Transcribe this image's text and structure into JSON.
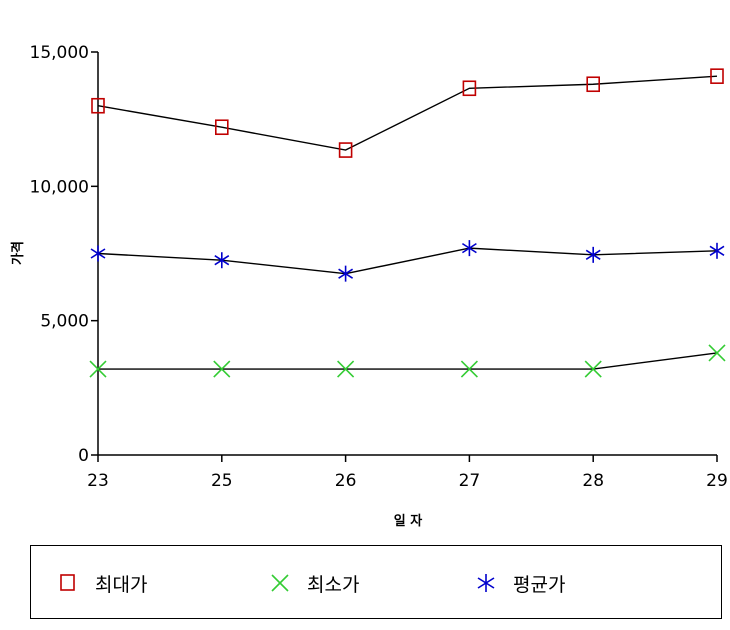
{
  "chart_data": {
    "type": "line",
    "categories": [
      "23",
      "25",
      "26",
      "27",
      "28",
      "29"
    ],
    "ylabel": "가격",
    "xlabel": "일 자",
    "ylim": [
      0,
      15000
    ],
    "yticks": [
      "0",
      "5,000",
      "10,000",
      "15,000"
    ],
    "ytick_values": [
      0,
      5000,
      10000,
      15000
    ],
    "grid": false,
    "legend_placement": "bottom",
    "series": [
      {
        "name": "최대가",
        "marker": "square",
        "color": "#c00000",
        "line_color": "#000000",
        "values": [
          13000,
          12200,
          11350,
          13650,
          13800,
          14100
        ]
      },
      {
        "name": "최소가",
        "marker": "x",
        "color": "#33cc33",
        "line_color": "#000000",
        "values": [
          3200,
          3200,
          3200,
          3200,
          3200,
          3800
        ]
      },
      {
        "name": "평균가",
        "marker": "asterisk",
        "color": "#0000cc",
        "line_color": "#000000",
        "values": [
          7500,
          7250,
          6750,
          7700,
          7450,
          7600
        ]
      }
    ]
  }
}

_Challenge_
Omit the pictures, then output the rest of the listing exactly.

_The completed task_
Transcribe this image's text and structure into JSON.
{
  "chart_data": {
    "type": "line",
    "categories": [
      "23",
      "25",
      "26",
      "27",
      "28",
      "29"
    ],
    "ylabel": "가격",
    "xlabel": "일 자",
    "ylim": [
      0,
      15000
    ],
    "yticks": [
      "0",
      "5,000",
      "10,000",
      "15,000"
    ],
    "ytick_values": [
      0,
      5000,
      10000,
      15000
    ],
    "grid": false,
    "legend_placement": "bottom",
    "series": [
      {
        "name": "최대가",
        "marker": "square",
        "color": "#c00000",
        "line_color": "#000000",
        "values": [
          13000,
          12200,
          11350,
          13650,
          13800,
          14100
        ]
      },
      {
        "name": "최소가",
        "marker": "x",
        "color": "#33cc33",
        "line_color": "#000000",
        "values": [
          3200,
          3200,
          3200,
          3200,
          3200,
          3800
        ]
      },
      {
        "name": "평균가",
        "marker": "asterisk",
        "color": "#0000cc",
        "line_color": "#000000",
        "values": [
          7500,
          7250,
          6750,
          7700,
          7450,
          7600
        ]
      }
    ]
  }
}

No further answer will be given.